» Task statement:
Identify each line below containing the string "title" and copy it.

BEGIN Data to process

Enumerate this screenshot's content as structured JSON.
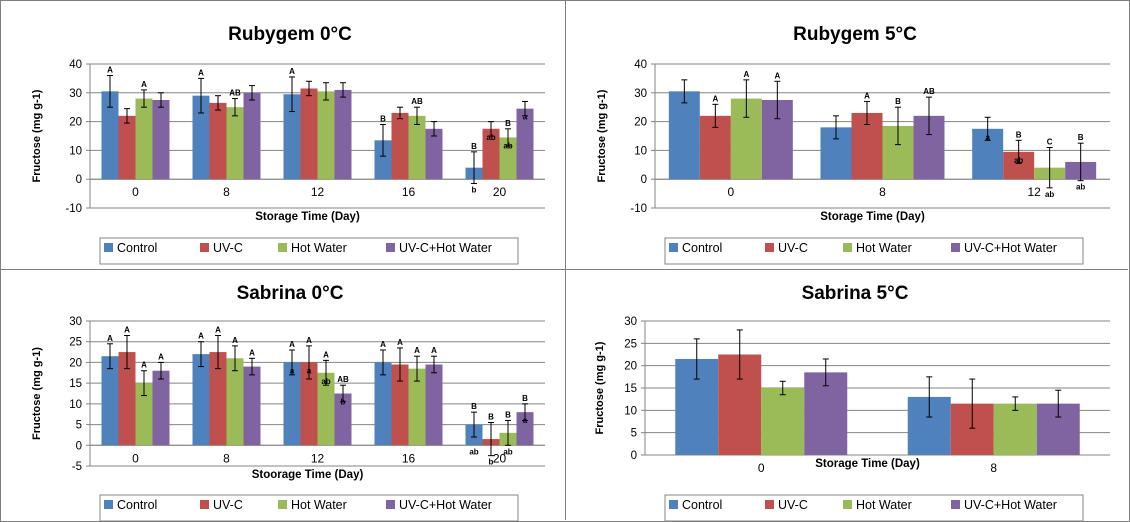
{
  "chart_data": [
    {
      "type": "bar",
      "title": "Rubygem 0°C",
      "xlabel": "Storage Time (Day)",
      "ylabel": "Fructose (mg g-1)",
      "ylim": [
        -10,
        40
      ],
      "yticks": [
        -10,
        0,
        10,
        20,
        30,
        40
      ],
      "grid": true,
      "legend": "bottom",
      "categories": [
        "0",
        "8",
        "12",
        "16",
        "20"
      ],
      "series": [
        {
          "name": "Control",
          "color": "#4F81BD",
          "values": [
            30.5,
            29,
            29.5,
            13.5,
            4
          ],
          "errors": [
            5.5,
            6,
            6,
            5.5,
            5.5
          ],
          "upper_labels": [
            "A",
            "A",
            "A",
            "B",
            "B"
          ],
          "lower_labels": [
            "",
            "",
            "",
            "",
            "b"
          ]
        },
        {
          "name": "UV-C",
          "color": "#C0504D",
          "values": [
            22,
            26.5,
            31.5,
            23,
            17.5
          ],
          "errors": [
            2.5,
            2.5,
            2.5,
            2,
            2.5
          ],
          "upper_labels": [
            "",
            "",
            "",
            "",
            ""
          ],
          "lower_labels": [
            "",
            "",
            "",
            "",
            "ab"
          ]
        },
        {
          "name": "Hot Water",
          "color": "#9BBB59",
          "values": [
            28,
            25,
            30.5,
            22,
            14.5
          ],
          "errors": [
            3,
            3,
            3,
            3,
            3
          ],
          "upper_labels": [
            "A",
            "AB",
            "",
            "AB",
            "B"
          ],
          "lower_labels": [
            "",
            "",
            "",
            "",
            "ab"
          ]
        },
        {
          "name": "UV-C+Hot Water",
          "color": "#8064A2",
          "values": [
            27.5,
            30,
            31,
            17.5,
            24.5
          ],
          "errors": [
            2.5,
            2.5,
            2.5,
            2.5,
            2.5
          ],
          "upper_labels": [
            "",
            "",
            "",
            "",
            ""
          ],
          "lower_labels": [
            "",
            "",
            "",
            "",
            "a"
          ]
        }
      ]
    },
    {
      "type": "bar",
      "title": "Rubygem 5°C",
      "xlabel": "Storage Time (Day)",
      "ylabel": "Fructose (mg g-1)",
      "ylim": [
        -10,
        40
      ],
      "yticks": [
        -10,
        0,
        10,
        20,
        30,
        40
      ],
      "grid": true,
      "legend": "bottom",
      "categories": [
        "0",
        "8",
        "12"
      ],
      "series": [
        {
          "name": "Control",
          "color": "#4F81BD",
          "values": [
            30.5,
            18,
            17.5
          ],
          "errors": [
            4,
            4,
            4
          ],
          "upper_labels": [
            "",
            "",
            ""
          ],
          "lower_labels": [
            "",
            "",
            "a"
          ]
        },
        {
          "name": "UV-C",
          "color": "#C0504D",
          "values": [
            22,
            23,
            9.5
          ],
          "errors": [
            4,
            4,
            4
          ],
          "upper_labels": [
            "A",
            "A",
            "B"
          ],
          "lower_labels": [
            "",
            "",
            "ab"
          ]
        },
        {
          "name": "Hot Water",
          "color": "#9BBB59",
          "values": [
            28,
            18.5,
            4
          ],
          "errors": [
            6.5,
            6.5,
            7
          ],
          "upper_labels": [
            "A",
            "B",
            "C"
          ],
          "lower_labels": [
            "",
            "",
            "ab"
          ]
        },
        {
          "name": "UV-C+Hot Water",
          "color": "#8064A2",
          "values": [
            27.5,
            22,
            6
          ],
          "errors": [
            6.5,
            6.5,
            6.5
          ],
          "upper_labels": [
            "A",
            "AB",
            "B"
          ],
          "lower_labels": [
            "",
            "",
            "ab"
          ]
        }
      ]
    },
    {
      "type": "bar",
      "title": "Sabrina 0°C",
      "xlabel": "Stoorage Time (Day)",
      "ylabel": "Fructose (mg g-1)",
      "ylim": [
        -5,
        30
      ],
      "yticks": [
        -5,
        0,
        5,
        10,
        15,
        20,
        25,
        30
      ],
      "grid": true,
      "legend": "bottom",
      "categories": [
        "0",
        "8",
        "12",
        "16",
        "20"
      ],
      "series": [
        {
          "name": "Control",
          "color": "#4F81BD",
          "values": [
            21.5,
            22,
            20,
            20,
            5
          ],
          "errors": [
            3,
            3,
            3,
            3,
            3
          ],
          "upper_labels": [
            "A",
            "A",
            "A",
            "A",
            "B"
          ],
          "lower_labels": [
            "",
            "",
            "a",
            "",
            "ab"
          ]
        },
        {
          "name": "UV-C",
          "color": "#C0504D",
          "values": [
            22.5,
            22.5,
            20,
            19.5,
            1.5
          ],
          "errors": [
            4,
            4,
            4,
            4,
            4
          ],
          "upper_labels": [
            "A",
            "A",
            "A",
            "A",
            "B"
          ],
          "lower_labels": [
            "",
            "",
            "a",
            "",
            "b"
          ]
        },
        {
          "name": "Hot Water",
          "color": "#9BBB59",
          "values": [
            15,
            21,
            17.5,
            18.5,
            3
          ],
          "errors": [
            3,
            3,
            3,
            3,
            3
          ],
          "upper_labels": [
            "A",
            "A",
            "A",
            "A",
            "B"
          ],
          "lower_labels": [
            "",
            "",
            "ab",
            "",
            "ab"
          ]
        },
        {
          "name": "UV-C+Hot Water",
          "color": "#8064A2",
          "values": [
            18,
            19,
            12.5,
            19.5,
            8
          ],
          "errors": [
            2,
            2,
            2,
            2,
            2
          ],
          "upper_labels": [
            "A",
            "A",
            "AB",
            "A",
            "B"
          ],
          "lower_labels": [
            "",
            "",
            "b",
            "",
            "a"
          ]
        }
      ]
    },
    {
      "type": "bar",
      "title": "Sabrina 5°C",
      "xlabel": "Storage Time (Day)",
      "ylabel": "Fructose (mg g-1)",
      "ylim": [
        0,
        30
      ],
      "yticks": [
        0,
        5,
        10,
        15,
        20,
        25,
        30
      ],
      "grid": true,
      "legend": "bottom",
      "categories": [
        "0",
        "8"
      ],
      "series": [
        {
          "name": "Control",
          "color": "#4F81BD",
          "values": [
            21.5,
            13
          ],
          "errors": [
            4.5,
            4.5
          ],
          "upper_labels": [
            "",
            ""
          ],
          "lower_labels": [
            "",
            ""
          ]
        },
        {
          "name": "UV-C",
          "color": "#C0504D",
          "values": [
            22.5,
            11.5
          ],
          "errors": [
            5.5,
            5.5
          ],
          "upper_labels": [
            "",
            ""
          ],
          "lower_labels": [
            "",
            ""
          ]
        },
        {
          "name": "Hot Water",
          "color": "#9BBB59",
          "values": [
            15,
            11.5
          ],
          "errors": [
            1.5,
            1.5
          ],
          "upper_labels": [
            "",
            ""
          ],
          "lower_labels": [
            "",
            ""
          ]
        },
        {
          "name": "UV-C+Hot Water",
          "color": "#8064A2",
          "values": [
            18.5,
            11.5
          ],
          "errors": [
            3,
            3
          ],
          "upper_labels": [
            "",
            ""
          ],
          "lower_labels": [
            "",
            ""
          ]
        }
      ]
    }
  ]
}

END Data to process

» Exercise output:
      "title": "Rubygem 0°C",
      "title": "Rubygem 5°C",
      "title": "Sabrina 0°C",
      "title": "Sabrina 5°C",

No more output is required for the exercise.